**Image layout annotations**
******

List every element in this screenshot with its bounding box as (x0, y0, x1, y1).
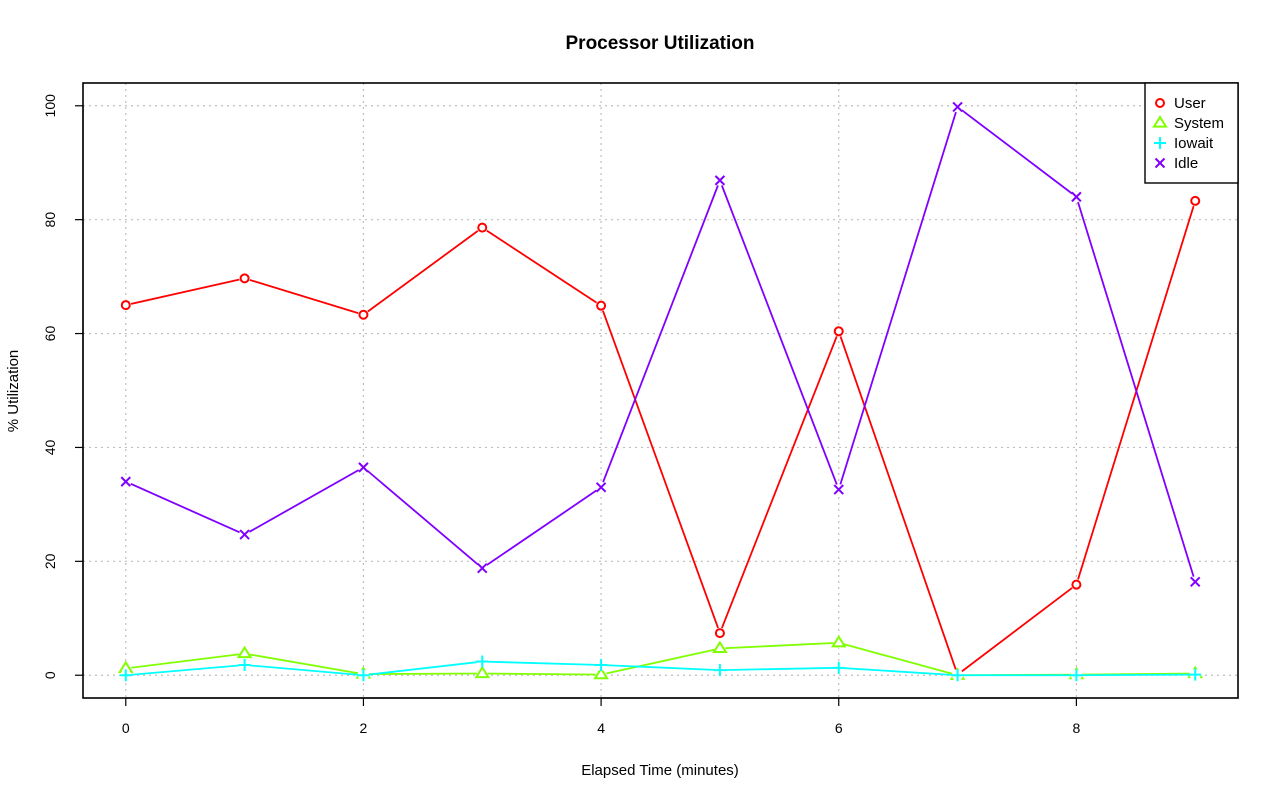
data-point-idle (595, 482, 607, 493)
data-point-idle (120, 476, 131, 487)
data-point-iowait (238, 658, 251, 671)
data-point-iowait (357, 669, 370, 682)
data-point-idle (1071, 191, 1082, 203)
data-point-user (1071, 579, 1082, 590)
data-point-idle (477, 562, 488, 574)
data-point-iowait (595, 658, 608, 671)
series-line-iowait (125, 660, 1196, 677)
y-tick-label: 40 (42, 439, 58, 455)
x-tick-label: 6 (835, 720, 843, 736)
data-point-iowait (476, 655, 489, 668)
legend-label: System (1174, 115, 1224, 132)
x-tick-label: 2 (360, 720, 368, 736)
legend-label: Iowait (1174, 135, 1214, 152)
legend-item-user: User (1155, 95, 1206, 112)
y-tick-label: 100 (42, 94, 58, 118)
data-point-user (596, 300, 607, 311)
legend-item-system: System (1152, 115, 1224, 132)
data-point-iowait (951, 669, 964, 682)
chart-title: Processor Utilization (566, 33, 755, 54)
x-tick-label: 8 (1072, 720, 1080, 736)
legend-marker-user (1155, 98, 1165, 108)
data-point-system (236, 645, 253, 659)
series-system (117, 634, 1204, 681)
legend-label: Idle (1174, 155, 1198, 172)
data-point-system (712, 640, 728, 654)
data-point-iowait (119, 669, 132, 682)
data-point-iowait (713, 664, 726, 677)
data-point-user (1190, 195, 1201, 206)
data-point-user (239, 273, 250, 284)
x-axis: 0 2 4 6 8 (122, 697, 1080, 736)
y-axis: 0 20 40 60 80 100 (42, 94, 84, 679)
data-point-system (474, 665, 491, 679)
legend-item-idle: Idle (1154, 155, 1198, 172)
data-point-iowait (832, 661, 845, 674)
series-idle (120, 101, 1201, 588)
data-point-user (358, 309, 369, 320)
grid-lines (83, 83, 1238, 698)
legend-label: User (1174, 95, 1206, 112)
data-point-system (593, 666, 609, 680)
data-point-idle (952, 101, 963, 113)
legend-item-iowait: Iowait (1154, 135, 1214, 152)
y-tick-label: 0 (42, 671, 58, 679)
y-tick-label: 20 (42, 553, 58, 569)
data-point-idle (714, 175, 726, 186)
data-point-system (830, 634, 847, 648)
data-point-user (120, 300, 131, 311)
series-line-idle (125, 106, 1197, 583)
legend-marker-system (1152, 115, 1168, 128)
data-point-idle (1190, 576, 1201, 588)
data-point-idle (833, 484, 844, 495)
legend-marker-iowait (1154, 137, 1166, 149)
plot-frame (82, 82, 1239, 699)
data-point-iowait (1189, 668, 1202, 681)
legend-marker-idle (1154, 157, 1166, 169)
y-axis-label: % Utilization (5, 350, 22, 433)
series-user (120, 195, 1201, 681)
y-tick-label: 80 (42, 212, 58, 228)
data-series (117, 101, 1204, 682)
series-line-user (125, 200, 1197, 676)
legend: User System Iowait Idle (1144, 82, 1239, 184)
data-point-user (714, 628, 725, 639)
data-point-idle (358, 462, 369, 473)
data-point-user (477, 222, 488, 233)
data-point-user (833, 326, 844, 337)
data-point-idle (239, 529, 250, 540)
x-axis-label: Elapsed Time (minutes) (581, 762, 739, 779)
series-iowait (119, 655, 1202, 682)
x-tick-label: 4 (597, 720, 605, 736)
data-point-iowait (1070, 669, 1083, 682)
series-line-system (125, 641, 1196, 677)
x-tick-label: 0 (122, 720, 130, 736)
y-tick-label: 60 (42, 326, 58, 342)
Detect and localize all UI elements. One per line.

******

**TASK PROMPT**
Can you edit the material so that every "data-point" reads "plot-marker", with nothing else changed and the pictures left out?

**EXERCISE ANSWER**
List every element in this screenshot with its bounding box as (x0, y0, x1, y1).
plot-marker-idle (595, 482, 607, 493)
plot-marker-idle (120, 476, 131, 487)
plot-marker-iowait (238, 658, 251, 671)
plot-marker-iowait (357, 669, 370, 682)
plot-marker-idle (1071, 191, 1082, 203)
plot-marker-user (1071, 579, 1082, 590)
plot-marker-idle (477, 562, 488, 574)
plot-marker-iowait (595, 658, 608, 671)
series-line-iowait (125, 660, 1196, 677)
y-tick-label: 40 (42, 439, 58, 455)
x-tick-label: 6 (835, 720, 843, 736)
plot-marker-iowait (476, 655, 489, 668)
legend-label: System (1174, 115, 1224, 132)
x-tick-label: 2 (360, 720, 368, 736)
legend-label: Iowait (1174, 135, 1214, 152)
legend-item-user: User (1155, 95, 1206, 112)
y-tick-label: 100 (42, 94, 58, 118)
plot-marker-user (596, 300, 607, 311)
legend-item-system: System (1152, 115, 1224, 132)
plot-marker-iowait (951, 669, 964, 682)
chart-title: Processor Utilization (566, 33, 755, 54)
x-tick-label: 8 (1072, 720, 1080, 736)
legend-marker-user (1155, 98, 1165, 108)
plot-marker-system (236, 645, 253, 659)
series-system (117, 634, 1204, 681)
legend-label: Idle (1174, 155, 1198, 172)
plot-marker-system (712, 640, 728, 654)
plot-marker-iowait (119, 669, 132, 682)
plot-marker-iowait (713, 664, 726, 677)
plot-marker-user (1190, 195, 1201, 206)
plot-marker-user (239, 273, 250, 284)
x-axis: 0 2 4 6 8 (122, 697, 1080, 736)
y-axis: 0 20 40 60 80 100 (42, 94, 84, 679)
plot-marker-system (474, 665, 491, 679)
legend-item-idle: Idle (1154, 155, 1198, 172)
plot-marker-iowait (832, 661, 845, 674)
series-idle (120, 101, 1201, 588)
plot-marker-user (358, 309, 369, 320)
grid-lines (83, 83, 1238, 698)
legend-label: User (1174, 95, 1206, 112)
plot-marker-system (593, 666, 609, 680)
plot-marker-idle (952, 101, 963, 113)
legend-item-iowait: Iowait (1154, 135, 1214, 152)
y-tick-label: 0 (42, 671, 58, 679)
y-tick-label: 20 (42, 553, 58, 569)
plot-marker-idle (714, 175, 726, 186)
plot-marker-system (830, 634, 847, 648)
plot-marker-user (120, 300, 131, 311)
series-line-idle (125, 106, 1197, 583)
legend-marker-system (1152, 115, 1168, 128)
plot-marker-idle (1190, 576, 1201, 588)
plot-marker-idle (833, 484, 844, 495)
legend-marker-iowait (1154, 137, 1166, 149)
plot-frame (82, 82, 1239, 699)
plot-marker-iowait (1189, 668, 1202, 681)
legend-marker-idle (1154, 157, 1166, 169)
y-axis-label: % Utilization (5, 350, 22, 433)
series-user (120, 195, 1201, 681)
y-tick-label: 80 (42, 212, 58, 228)
data-series (117, 101, 1204, 682)
series-line-user (125, 200, 1197, 676)
legend: User System Iowait Idle (1144, 82, 1239, 184)
plot-marker-user (714, 628, 725, 639)
plot-marker-idle (358, 462, 369, 473)
plot-marker-user (477, 222, 488, 233)
plot-marker-user (833, 326, 844, 337)
plot-marker-idle (239, 529, 250, 540)
x-axis-label: Elapsed Time (minutes) (581, 762, 739, 779)
series-iowait (119, 655, 1202, 682)
x-tick-label: 4 (597, 720, 605, 736)
plot-marker-iowait (1070, 669, 1083, 682)
series-line-system (125, 641, 1196, 677)
x-tick-label: 0 (122, 720, 130, 736)
y-tick-label: 60 (42, 326, 58, 342)
Detect and localize all UI elements. One per line.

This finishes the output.